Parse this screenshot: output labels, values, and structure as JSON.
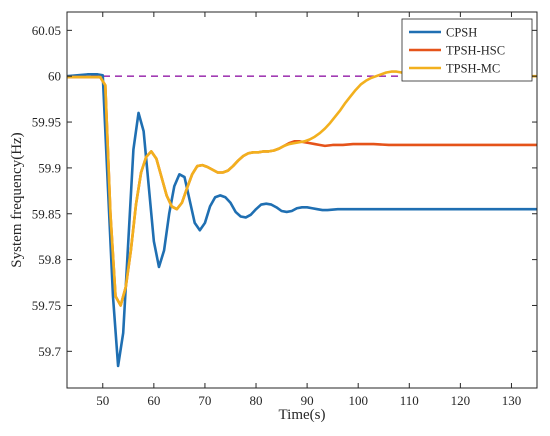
{
  "chart_data": {
    "type": "line",
    "title": "",
    "xlabel": "Time(s)",
    "ylabel": "System frequency(Hz)",
    "xlim": [
      43,
      135
    ],
    "ylim": [
      59.66,
      60.07
    ],
    "xticks": [
      "50",
      "60",
      "70",
      "80",
      "90",
      "100",
      "110",
      "120",
      "130"
    ],
    "yticks": [
      "59.7",
      "59.75",
      "59.8",
      "59.85",
      "59.9",
      "59.95",
      "60",
      "60.05"
    ],
    "grid": false,
    "legend_position": "top-right",
    "reference_line": {
      "y": 60,
      "style": "dashed",
      "color": "#a23cb4"
    },
    "series": [
      {
        "name": "CPSH",
        "color": "#1f6fb2",
        "x": [
          43,
          45,
          47,
          49,
          50,
          51,
          52,
          53,
          54,
          55,
          56,
          57,
          58,
          59,
          60,
          61,
          62,
          63,
          64,
          65,
          66,
          67,
          68,
          69,
          70,
          71,
          72,
          73,
          74,
          75,
          76,
          77,
          78,
          79,
          80,
          81,
          82,
          83,
          84,
          85,
          86,
          87,
          88,
          89,
          90,
          91,
          92,
          93,
          94,
          96,
          98,
          100,
          105,
          110,
          120,
          135
        ],
        "y": [
          60.0,
          60.001,
          60.002,
          60.002,
          60.001,
          59.88,
          59.76,
          59.684,
          59.72,
          59.82,
          59.92,
          59.96,
          59.94,
          59.88,
          59.82,
          59.792,
          59.81,
          59.85,
          59.88,
          59.893,
          59.89,
          59.865,
          59.84,
          59.832,
          59.84,
          59.858,
          59.868,
          59.87,
          59.868,
          59.862,
          59.852,
          59.847,
          59.846,
          59.849,
          59.855,
          59.86,
          59.861,
          59.86,
          59.857,
          59.853,
          59.852,
          59.853,
          59.856,
          59.857,
          59.857,
          59.856,
          59.855,
          59.854,
          59.854,
          59.855,
          59.855,
          59.855,
          59.855,
          59.855,
          59.855,
          59.855
        ]
      },
      {
        "name": "TPSH-HSC",
        "color": "#e5531a",
        "x": [
          43,
          47,
          49.5,
          50.5,
          51.5,
          52.5,
          53.5,
          54.5,
          55.5,
          56.5,
          57.5,
          58.5,
          59.5,
          60.5,
          61.5,
          62.5,
          63.5,
          64.5,
          65.5,
          66.5,
          67.5,
          68.5,
          69.5,
          70.5,
          71.5,
          72.5,
          73.5,
          74.5,
          75.5,
          76.5,
          77.5,
          78.5,
          79.5,
          80.5,
          81.5,
          82.5,
          83.5,
          84.5,
          85.5,
          86.5,
          87.5,
          88.5,
          89.5,
          90.5,
          91.5,
          92.5,
          93.5,
          95,
          97,
          99,
          101,
          103,
          106,
          110,
          120,
          135
        ],
        "y": [
          59.999,
          59.999,
          59.999,
          59.99,
          59.85,
          59.76,
          59.75,
          59.77,
          59.81,
          59.86,
          59.895,
          59.912,
          59.918,
          59.91,
          59.89,
          59.87,
          59.858,
          59.855,
          59.862,
          59.878,
          59.893,
          59.902,
          59.903,
          59.901,
          59.898,
          59.895,
          59.895,
          59.897,
          59.902,
          59.908,
          59.913,
          59.916,
          59.917,
          59.917,
          59.918,
          59.918,
          59.919,
          59.921,
          59.924,
          59.927,
          59.929,
          59.929,
          59.928,
          59.927,
          59.926,
          59.925,
          59.924,
          59.925,
          59.925,
          59.926,
          59.926,
          59.926,
          59.925,
          59.925,
          59.925,
          59.925
        ]
      },
      {
        "name": "TPSH-MC",
        "color": "#f2b01e",
        "x": [
          43,
          47,
          49.5,
          50.5,
          51.5,
          52.5,
          53.5,
          54.5,
          55.5,
          56.5,
          57.5,
          58.5,
          59.5,
          60.5,
          61.5,
          62.5,
          63.5,
          64.5,
          65.5,
          66.5,
          67.5,
          68.5,
          69.5,
          70.5,
          71.5,
          72.5,
          73.5,
          74.5,
          75.5,
          76.5,
          77.5,
          78.5,
          79.5,
          80.5,
          81.5,
          82.5,
          83.5,
          84.5,
          85.5,
          86.5,
          87.5,
          88.5,
          89.5,
          90.5,
          91.5,
          92.5,
          93.5,
          94.5,
          95.5,
          96.5,
          97.5,
          98.5,
          99.5,
          100.5,
          101.5,
          102.5,
          103.5,
          104.5,
          105.5,
          106.5,
          107.5,
          108.5,
          109.5,
          110.5,
          111.5,
          113,
          116,
          120,
          125,
          130,
          135
        ],
        "y": [
          59.999,
          59.999,
          59.999,
          59.99,
          59.85,
          59.76,
          59.75,
          59.77,
          59.81,
          59.86,
          59.895,
          59.912,
          59.918,
          59.91,
          59.89,
          59.87,
          59.858,
          59.855,
          59.862,
          59.878,
          59.893,
          59.902,
          59.903,
          59.901,
          59.898,
          59.895,
          59.895,
          59.897,
          59.902,
          59.908,
          59.913,
          59.916,
          59.917,
          59.917,
          59.918,
          59.918,
          59.919,
          59.921,
          59.924,
          59.926,
          59.927,
          59.928,
          59.929,
          59.931,
          59.934,
          59.938,
          59.943,
          59.949,
          59.956,
          59.963,
          59.971,
          59.978,
          59.985,
          59.991,
          59.995,
          59.998,
          60.0,
          60.002,
          60.004,
          60.005,
          60.005,
          60.004,
          60.002,
          60.0,
          59.999,
          59.999,
          60.0,
          60.0,
          60.0,
          60.0,
          60.0
        ]
      }
    ]
  }
}
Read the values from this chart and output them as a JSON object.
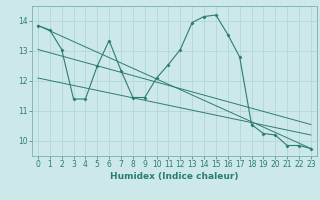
:::
Copy each line above that contains the word "this".

> **EXPECTED ANSWER**
Parse this screenshot: output labels, values, and structure as JSON.
Read the values from this chart and output them as a JSON object.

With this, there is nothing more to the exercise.